# Records shown start
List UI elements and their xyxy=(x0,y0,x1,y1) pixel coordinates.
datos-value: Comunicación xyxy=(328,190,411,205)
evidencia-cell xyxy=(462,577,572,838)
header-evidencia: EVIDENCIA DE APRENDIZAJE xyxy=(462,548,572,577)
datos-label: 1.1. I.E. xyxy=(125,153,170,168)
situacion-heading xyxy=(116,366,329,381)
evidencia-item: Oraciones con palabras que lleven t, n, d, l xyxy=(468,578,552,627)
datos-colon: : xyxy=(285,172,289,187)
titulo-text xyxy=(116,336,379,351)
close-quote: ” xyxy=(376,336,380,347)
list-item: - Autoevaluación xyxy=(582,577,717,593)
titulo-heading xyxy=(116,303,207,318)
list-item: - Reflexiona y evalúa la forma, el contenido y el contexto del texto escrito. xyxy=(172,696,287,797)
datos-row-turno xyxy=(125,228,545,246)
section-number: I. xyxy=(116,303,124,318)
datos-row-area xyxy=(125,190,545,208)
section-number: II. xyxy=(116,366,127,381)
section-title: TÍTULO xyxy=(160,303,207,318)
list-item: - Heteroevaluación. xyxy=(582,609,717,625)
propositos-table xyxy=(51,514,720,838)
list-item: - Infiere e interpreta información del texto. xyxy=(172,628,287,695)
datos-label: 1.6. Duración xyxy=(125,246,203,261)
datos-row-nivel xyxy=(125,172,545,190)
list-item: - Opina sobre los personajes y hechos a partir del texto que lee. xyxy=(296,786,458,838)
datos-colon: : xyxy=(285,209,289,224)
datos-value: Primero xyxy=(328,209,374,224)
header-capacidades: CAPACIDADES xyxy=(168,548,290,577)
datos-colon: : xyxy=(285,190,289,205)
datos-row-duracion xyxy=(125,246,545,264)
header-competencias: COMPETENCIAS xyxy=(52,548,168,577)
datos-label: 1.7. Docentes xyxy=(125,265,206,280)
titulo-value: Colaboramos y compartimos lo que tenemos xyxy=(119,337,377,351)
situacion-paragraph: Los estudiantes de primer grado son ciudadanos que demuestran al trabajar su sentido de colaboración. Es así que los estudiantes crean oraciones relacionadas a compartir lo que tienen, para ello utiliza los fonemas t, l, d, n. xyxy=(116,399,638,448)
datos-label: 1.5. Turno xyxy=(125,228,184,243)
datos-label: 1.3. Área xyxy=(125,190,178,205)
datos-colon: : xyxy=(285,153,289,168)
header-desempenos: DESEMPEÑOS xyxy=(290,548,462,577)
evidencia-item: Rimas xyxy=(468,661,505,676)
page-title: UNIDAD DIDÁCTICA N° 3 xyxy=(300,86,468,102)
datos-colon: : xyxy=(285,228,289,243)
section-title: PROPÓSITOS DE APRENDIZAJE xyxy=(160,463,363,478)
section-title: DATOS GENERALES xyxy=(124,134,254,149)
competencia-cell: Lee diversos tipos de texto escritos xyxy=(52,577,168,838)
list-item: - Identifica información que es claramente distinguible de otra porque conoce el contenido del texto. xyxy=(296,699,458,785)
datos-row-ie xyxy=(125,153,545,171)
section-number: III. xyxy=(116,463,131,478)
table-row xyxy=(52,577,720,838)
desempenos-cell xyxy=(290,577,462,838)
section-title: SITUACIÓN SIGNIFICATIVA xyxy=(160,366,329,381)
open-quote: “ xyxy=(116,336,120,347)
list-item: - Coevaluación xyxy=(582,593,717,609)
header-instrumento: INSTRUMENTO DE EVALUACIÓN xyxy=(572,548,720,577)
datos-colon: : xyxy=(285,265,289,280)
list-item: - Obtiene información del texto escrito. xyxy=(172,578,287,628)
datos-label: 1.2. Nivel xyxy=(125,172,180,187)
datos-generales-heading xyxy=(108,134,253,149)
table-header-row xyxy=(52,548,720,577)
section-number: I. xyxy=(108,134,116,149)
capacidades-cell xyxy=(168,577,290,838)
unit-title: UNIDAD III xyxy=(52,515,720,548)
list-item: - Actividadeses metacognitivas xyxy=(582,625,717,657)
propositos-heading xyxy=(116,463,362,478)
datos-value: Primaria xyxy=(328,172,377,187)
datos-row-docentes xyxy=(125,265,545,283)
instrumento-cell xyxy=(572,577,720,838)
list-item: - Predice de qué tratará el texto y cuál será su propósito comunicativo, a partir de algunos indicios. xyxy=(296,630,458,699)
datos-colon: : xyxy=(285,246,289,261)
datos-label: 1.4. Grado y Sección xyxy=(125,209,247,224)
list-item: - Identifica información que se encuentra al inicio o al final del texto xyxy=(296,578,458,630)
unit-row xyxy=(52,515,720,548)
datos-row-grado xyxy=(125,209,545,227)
# Records shown end
- [Work required]: Reproduce all the records above, replacing every "datos-colon" with "datos-separator" and leaving everything else unchanged.

- [Solution]:
List UI elements and their xyxy=(x0,y0,x1,y1) pixel coordinates.
datos-value: Comunicación xyxy=(328,190,411,205)
evidencia-cell xyxy=(462,577,572,838)
header-evidencia: EVIDENCIA DE APRENDIZAJE xyxy=(462,548,572,577)
datos-label: 1.1. I.E. xyxy=(125,153,170,168)
situacion-heading xyxy=(116,366,329,381)
evidencia-item: Oraciones con palabras que lleven t, n, d, l xyxy=(468,578,552,627)
datos-separator: : xyxy=(285,172,289,187)
titulo-text xyxy=(116,336,379,351)
close-quote: ” xyxy=(376,336,380,347)
list-item: - Autoevaluación xyxy=(582,577,717,593)
titulo-heading xyxy=(116,303,207,318)
list-item: - Reflexiona y evalúa la forma, el contenido y el contexto del texto escrito. xyxy=(172,696,287,797)
datos-row-turno xyxy=(125,228,545,246)
section-number: I. xyxy=(116,303,124,318)
datos-row-area xyxy=(125,190,545,208)
section-number: II. xyxy=(116,366,127,381)
section-title: TÍTULO xyxy=(160,303,207,318)
list-item: - Heteroevaluación. xyxy=(582,609,717,625)
propositos-table xyxy=(51,514,720,838)
list-item: - Infiere e interpreta información del texto. xyxy=(172,628,287,695)
datos-label: 1.6. Duración xyxy=(125,246,203,261)
datos-row-nivel xyxy=(125,172,545,190)
list-item: - Opina sobre los personajes y hechos a partir del texto que lee. xyxy=(296,786,458,838)
datos-separator: : xyxy=(285,209,289,224)
datos-value: Primero xyxy=(328,209,374,224)
header-capacidades: CAPACIDADES xyxy=(168,548,290,577)
datos-separator: : xyxy=(285,190,289,205)
datos-row-duracion xyxy=(125,246,545,264)
header-competencias: COMPETENCIAS xyxy=(52,548,168,577)
datos-label: 1.7. Docentes xyxy=(125,265,206,280)
titulo-value: Colaboramos y compartimos lo que tenemos xyxy=(119,337,377,351)
situacion-paragraph: Los estudiantes de primer grado son ciudadanos que demuestran al trabajar su sentido de colaboración. Es así que los estudiantes crean oraciones relacionadas a compartir lo que tienen, para ello utiliza los fonemas t, l, d, n. xyxy=(116,399,638,448)
datos-label: 1.5. Turno xyxy=(125,228,184,243)
datos-label: 1.3. Área xyxy=(125,190,178,205)
datos-separator: : xyxy=(285,153,289,168)
header-desempenos: DESEMPEÑOS xyxy=(290,548,462,577)
evidencia-item: Rimas xyxy=(468,661,505,676)
page-title: UNIDAD DIDÁCTICA N° 3 xyxy=(300,86,468,102)
datos-separator: : xyxy=(285,228,289,243)
section-title: PROPÓSITOS DE APRENDIZAJE xyxy=(160,463,363,478)
section-title: DATOS GENERALES xyxy=(124,134,254,149)
competencia-cell: Lee diversos tipos de texto escritos xyxy=(52,577,168,838)
list-item: - Identifica información que es claramente distinguible de otra porque conoce el contenido del texto. xyxy=(296,699,458,785)
datos-row-ie xyxy=(125,153,545,171)
section-number: III. xyxy=(116,463,131,478)
table-row xyxy=(52,577,720,838)
desempenos-cell xyxy=(290,577,462,838)
section-title: SITUACIÓN SIGNIFICATIVA xyxy=(160,366,329,381)
open-quote: “ xyxy=(116,336,120,347)
list-item: - Coevaluación xyxy=(582,593,717,609)
header-instrumento: INSTRUMENTO DE EVALUACIÓN xyxy=(572,548,720,577)
datos-separator: : xyxy=(285,265,289,280)
list-item: - Obtiene información del texto escrito. xyxy=(172,578,287,628)
datos-label: 1.2. Nivel xyxy=(125,172,180,187)
datos-generales-heading xyxy=(108,134,253,149)
table-header-row xyxy=(52,548,720,577)
section-number: I. xyxy=(108,134,116,149)
capacidades-cell xyxy=(168,577,290,838)
unit-title: UNIDAD III xyxy=(52,515,720,548)
list-item: - Actividadeses metacognitivas xyxy=(582,625,717,657)
propositos-heading xyxy=(116,463,362,478)
datos-value: Primaria xyxy=(328,172,377,187)
datos-row-docentes xyxy=(125,265,545,283)
instrumento-cell xyxy=(572,577,720,838)
list-item: - Predice de qué tratará el texto y cuál será su propósito comunicativo, a partir de algunos indicios. xyxy=(296,630,458,699)
datos-separator: : xyxy=(285,246,289,261)
datos-label: 1.4. Grado y Sección xyxy=(125,209,247,224)
list-item: - Identifica información que se encuentra al inicio o al final del texto xyxy=(296,578,458,630)
unit-row xyxy=(52,515,720,548)
datos-row-grado xyxy=(125,209,545,227)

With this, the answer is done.